= DATA SUPPLIED =
BEGIN

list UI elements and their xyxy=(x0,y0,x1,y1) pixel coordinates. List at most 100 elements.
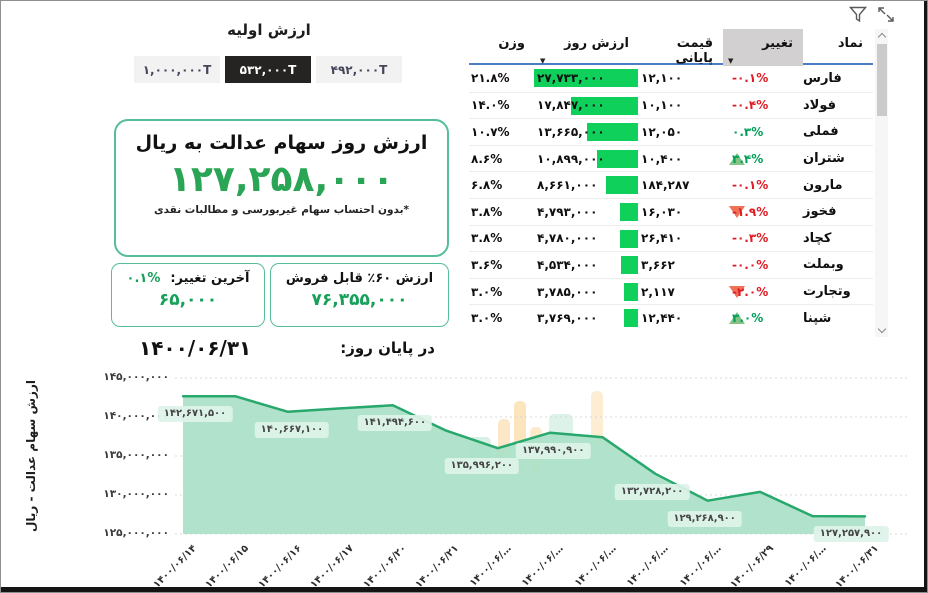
change-cell: ۳.۴% xyxy=(723,146,803,172)
weight-cell: ۱۰.۷% xyxy=(471,124,510,139)
scrollbar-thumb[interactable] xyxy=(876,44,887,116)
close-price-cell: ۲,۱۱۷ xyxy=(641,284,675,299)
value-data-bar xyxy=(597,149,638,168)
day-value-cell: ۴,۵۳۴,۰۰۰ xyxy=(535,252,639,278)
table-row[interactable]: فخوز -۱.۹% ۱۶,۰۳۰ ۴,۷۹۳,۰۰۰ ۳.۸% xyxy=(469,197,873,225)
weight-cell: ۳.۶% xyxy=(471,257,503,272)
up-triangle-icon xyxy=(729,152,745,165)
value-data-bar xyxy=(586,123,638,142)
data-point-label: ۱۴۲,۶۷۱,۵۰۰ xyxy=(157,406,233,423)
table-header: نماد تغییر ▼ قیمت پایانی ارزش روز ▼ وزن xyxy=(469,29,873,66)
initial-value-title: ارزش اولیه xyxy=(227,21,311,39)
table-row[interactable]: وبملت -۰.۰% ۳,۶۶۲ ۴,۵۳۴,۰۰۰ ۳.۶% xyxy=(469,251,873,278)
table-row[interactable]: فملی ۰.۳% ۱۲,۰۵۰ ۱۳,۶۶۵,۰۰۰ ۱۰.۷% xyxy=(469,118,873,145)
close-price-cell: ۲۶,۴۱۰ xyxy=(641,231,683,246)
weight-cell: ۳.۸% xyxy=(471,231,503,246)
day-value-cell: ۴,۷۸۰,۰۰۰ xyxy=(535,226,639,252)
sort-arrow-icon: ▼ xyxy=(728,57,734,65)
table-row[interactable]: وتجارت -۲.۰% ۲,۱۱۷ ۳,۷۸۵,۰۰۰ ۳.۰% xyxy=(469,277,873,305)
weight-cell: ۳.۸% xyxy=(471,204,503,219)
header-close-price-label: قیمت پایانی xyxy=(675,36,713,66)
value-data-bar xyxy=(623,282,638,301)
data-point-label: ۱۴۱,۴۹۴,۶۰۰ xyxy=(357,415,433,432)
header-close-price[interactable]: قیمت پایانی xyxy=(639,29,723,66)
last-change-value: ۶۵,۰۰۰ xyxy=(158,290,218,310)
day-value-cell: ۸,۶۶۱,۰۰۰ xyxy=(535,172,639,198)
value-data-bar xyxy=(571,96,638,115)
up-triangle-icon xyxy=(729,312,745,325)
weight-cell: ۲۱.۸% xyxy=(471,71,510,86)
table-row[interactable]: کچاد -۰.۳% ۲۶,۴۱۰ ۴,۷۸۰,۰۰۰ ۳.۸% xyxy=(469,224,873,252)
area-chart-plot[interactable] xyxy=(1,359,928,593)
table-row[interactable]: مارون -۰.۱% ۱۸۴,۲۸۷ ۸,۶۶۱,۰۰۰ ۶.۸% xyxy=(469,171,873,198)
day-value-title: ارزش روز سهام عدالت به ریال xyxy=(135,132,428,154)
weight-cell: ۳.۰% xyxy=(471,284,503,299)
down-triangle-icon xyxy=(729,285,745,298)
header-symbol-label: نماد xyxy=(837,36,863,51)
day-value-cell: ۱۰,۸۹۹,۰۰۰ xyxy=(535,146,639,172)
y-axis-title: ارزش سهام عدالت - ریال xyxy=(24,380,38,532)
weight-cell: ۱۴.۰% xyxy=(471,98,510,113)
header-change[interactable]: تغییر ▼ xyxy=(723,29,803,66)
sellable-value-number: ۷۶,۳۵۵,۰۰۰ xyxy=(311,290,408,310)
weight-cell: ۶.۸% xyxy=(471,178,503,193)
header-change-label: تغییر xyxy=(762,36,793,51)
expand-icon[interactable] xyxy=(877,6,895,23)
initial-value-option-532000[interactable]: ۵۳۲,۰۰۰T xyxy=(225,56,311,83)
table-scrollbar[interactable] xyxy=(875,29,888,337)
y-axis-tick-label: ۱۲۵,۰۰۰,۰۰۰ xyxy=(103,527,169,539)
value-data-bar xyxy=(534,69,638,87)
symbols-table: نماد تغییر ▼ قیمت پایانی ارزش روز ▼ وزن … xyxy=(469,29,873,331)
change-cell: -۰.۰% xyxy=(732,257,769,272)
value-data-bar xyxy=(621,256,638,275)
initial-value-option-1000000[interactable]: ۱,۰۰۰,۰۰۰T xyxy=(134,56,220,83)
day-value-cell: ۱۷,۸۴۷,۰۰۰ xyxy=(535,93,639,119)
header-weight[interactable]: وزن xyxy=(469,29,535,66)
symbol-cell: فملی xyxy=(803,124,839,140)
change-cell: -۲.۰% xyxy=(723,279,803,305)
value-data-bar xyxy=(623,309,638,328)
table-row[interactable]: شپنا ۳.۰% ۱۲,۴۴۰ ۳,۷۶۹,۰۰۰ ۳.۰% xyxy=(469,304,873,331)
last-change-card: آخرین تغییر: ۰.۱% ۶۵,۰۰۰ xyxy=(111,263,265,327)
header-weight-label: وزن xyxy=(498,36,525,51)
scroll-down-icon[interactable] xyxy=(877,324,886,334)
table-row[interactable]: شتران ۳.۴% ۱۰,۴۰۰ ۱۰,۸۹۹,۰۰۰ ۸.۶% xyxy=(469,144,873,172)
value-data-bar xyxy=(605,176,638,195)
data-point-label: ۱۲۹,۲۶۸,۹۰۰ xyxy=(667,510,742,527)
close-price-cell: ۱۲,۴۴۰ xyxy=(641,311,683,326)
value-data-bar xyxy=(620,229,638,248)
close-price-cell: ۱۰,۱۰۰ xyxy=(641,98,683,113)
change-cell: -۰.۴% xyxy=(732,98,769,113)
initial-value-option-492000[interactable]: ۴۹۲,۰۰۰T xyxy=(316,56,402,83)
close-price-cell: ۱۸۴,۲۸۷ xyxy=(641,178,690,193)
filter-icon[interactable] xyxy=(849,6,867,23)
value-data-bar xyxy=(620,202,638,221)
change-cell: -۱.۹% xyxy=(723,199,803,225)
day-value-cell: ۱۳,۶۶۵,۰۰۰ xyxy=(535,119,639,145)
data-point-label: ۱۳۵,۹۹۶,۲۰۰ xyxy=(444,458,520,475)
day-value-card: ارزش روز سهام عدالت به ریال ۱۲۷,۲۵۸,۰۰۰ … xyxy=(114,119,449,257)
symbol-cell: کچاد xyxy=(803,230,832,246)
header-day-value-label: ارزش روز xyxy=(564,36,629,51)
y-axis-tick-label: ۱۴۰,۰۰۰,۰۰۰ xyxy=(103,410,169,422)
scroll-up-icon[interactable] xyxy=(877,32,886,42)
change-cell: ۰.۳% xyxy=(732,124,764,139)
window-edge-right xyxy=(924,1,927,592)
header-symbol[interactable]: نماد xyxy=(803,29,873,66)
day-value-cell: ۳,۷۸۵,۰۰۰ xyxy=(535,279,639,305)
table-row[interactable]: فارس -۰.۱% ۱۲,۱۰۰ ۲۷,۷۳۳,۰۰۰ ۲۱.۸% xyxy=(469,65,873,92)
day-value-cell: ۳,۷۶۹,۰۰۰ xyxy=(535,305,639,331)
table-row[interactable]: فولاد -۰.۴% ۱۰,۱۰۰ ۱۷,۸۴۷,۰۰۰ ۱۴.۰% xyxy=(469,91,873,119)
day-value-number: ۱۲۷,۲۵۸,۰۰۰ xyxy=(168,159,395,200)
change-cell: -۰.۱% xyxy=(732,178,769,193)
last-change-percent: ۰.۱% xyxy=(126,271,161,286)
symbol-cell: شپنا xyxy=(803,310,832,326)
header-day-value[interactable]: ارزش روز ▼ xyxy=(535,29,639,66)
close-price-cell: ۳,۶۶۲ xyxy=(641,257,675,272)
symbol-cell: مارون xyxy=(803,177,843,193)
sellable-value-card: ارزش ۶۰٪ قابل فروش ۷۶,۳۵۵,۰۰۰ xyxy=(270,263,449,327)
symbol-cell: وبملت xyxy=(803,257,844,273)
symbol-cell: وتجارت xyxy=(803,284,851,300)
data-point-label: ۱۳۷,۹۹۰,۹۰۰ xyxy=(515,442,591,459)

END

= AIM OF THE TASK =
Could you recast everything in the listing above, from the line containing "change-cell: ۳.۴% xyxy=(723,146,803,172)" down to the line containing "header-change[interactable]: تغییر ▼", both lines included, as a JSON list of strings with one string per line and blank lines dropped?

= WRITTEN RESPONSE =
[
  "change-cell: ۳.۴% xyxy=(723,146,803,172)",
  "weight-cell: ۱۰.۷% xyxy=(471,124,510,139)",
  "scrollbar-thumb[interactable] xyxy=(876,44,887,116)",
  "close-price-cell: ۲,۱۱۷ xyxy=(641,284,675,299)",
  "value-data-bar xyxy=(597,149,638,168)",
  "day-value-cell: ۴,۵۳۴,۰۰۰ xyxy=(535,252,639,278)",
  "table-row[interactable]: فخوز -۱.۹% ۱۶,۰۳۰ ۴,۷۹۳,۰۰۰ ۳.۸% xyxy=(469,197,873,225)",
  "weight-cell: ۳.۶% xyxy=(471,257,503,272)",
  "up-triangle-icon xyxy=(729,152,745,165)",
  "value-data-bar xyxy=(586,123,638,142)",
  "data-point-label: ۱۴۲,۶۷۱,۵۰۰ xyxy=(157,406,233,423)",
  "table-header: نماد تغییر ▼ قیمت پایانی ارزش روز ▼ وزن xyxy=(469,29,873,66)",
  "initial-value-title: ارزش اولیه xyxy=(227,21,311,39)",
  "table-row[interactable]: وبملت -۰.۰% ۳,۶۶۲ ۴,۵۳۴,۰۰۰ ۳.۶% xyxy=(469,251,873,278)",
  "table-row[interactable]: فملی ۰.۳% ۱۲,۰۵۰ ۱۳,۶۶۵,۰۰۰ ۱۰.۷% xyxy=(469,118,873,145)",
  "close-price-cell: ۲۶,۴۱۰ xyxy=(641,231,683,246)",
  "weight-cell: ۳.۸% xyxy=(471,231,503,246)",
  "day-value-cell: ۴,۷۸۰,۰۰۰ xyxy=(535,226,639,252)",
  "sort-arrow-icon: ▼ xyxy=(728,57,734,65)",
  "table-row[interactable]: وتجارت -۲.۰% ۲,۱۱۷ ۳,۷۸۵,۰۰۰ ۳.۰% xyxy=(469,277,873,305)",
  "weight-cell: ۳.۸% xyxy=(471,204,503,219)",
  "header-close-price-label: قیمت پایانی xyxy=(675,36,713,66)",
  "value-data-bar xyxy=(623,282,638,301)",
  "data-point-label: ۱۴۱,۴۹۴,۶۰۰ xyxy=(357,415,433,432)",
  "header-close-price[interactable]: قیمت پایانی xyxy=(639,29,723,66)",
  "last-change-value: ۶۵,۰۰۰ xyxy=(158,290,218,310)",
  "day-value-cell: ۸,۶۶۱,۰۰۰ xyxy=(535,172,639,198)",
  "value-data-bar xyxy=(571,96,638,115)",
  "up-triangle-icon xyxy=(729,312,745,325)",
  "weight-cell: ۲۱.۸% xyxy=(471,71,510,86)",
  "table-row[interactable]: کچاد -۰.۳% ۲۶,۴۱۰ ۴,۷۸۰,۰۰۰ ۳.۸% xyxy=(469,224,873,252)",
  "area-chart-plot[interactable] xyxy=(1,359,928,593)",
  "table-row[interactable]: مارون -۰.۱% ۱۸۴,۲۸۷ ۸,۶۶۱,۰۰۰ ۶.۸% xyxy=(469,171,873,198)",
  "day-value-title: ارزش روز سهام عدالت به ریال xyxy=(135,132,428,154)",
  "weight-cell: ۳.۰% xyxy=(471,284,503,299)",
  "down-triangle-icon xyxy=(729,285,745,298)",
  "header-symbol-label: نماد xyxy=(837,36,863,51)",
  "day-value-cell: ۱۰,۸۹۹,۰۰۰ xyxy=(535,146,639,172)",
  "y-axis-title: ارزش سهام عدالت - ریال xyxy=(24,380,38,532)",
  "weight-cell: ۱۴.۰% xyxy=(471,98,510,113)",
  "header-change[interactable]: تغییر ▼ xyxy=(723,29,803,66)"
]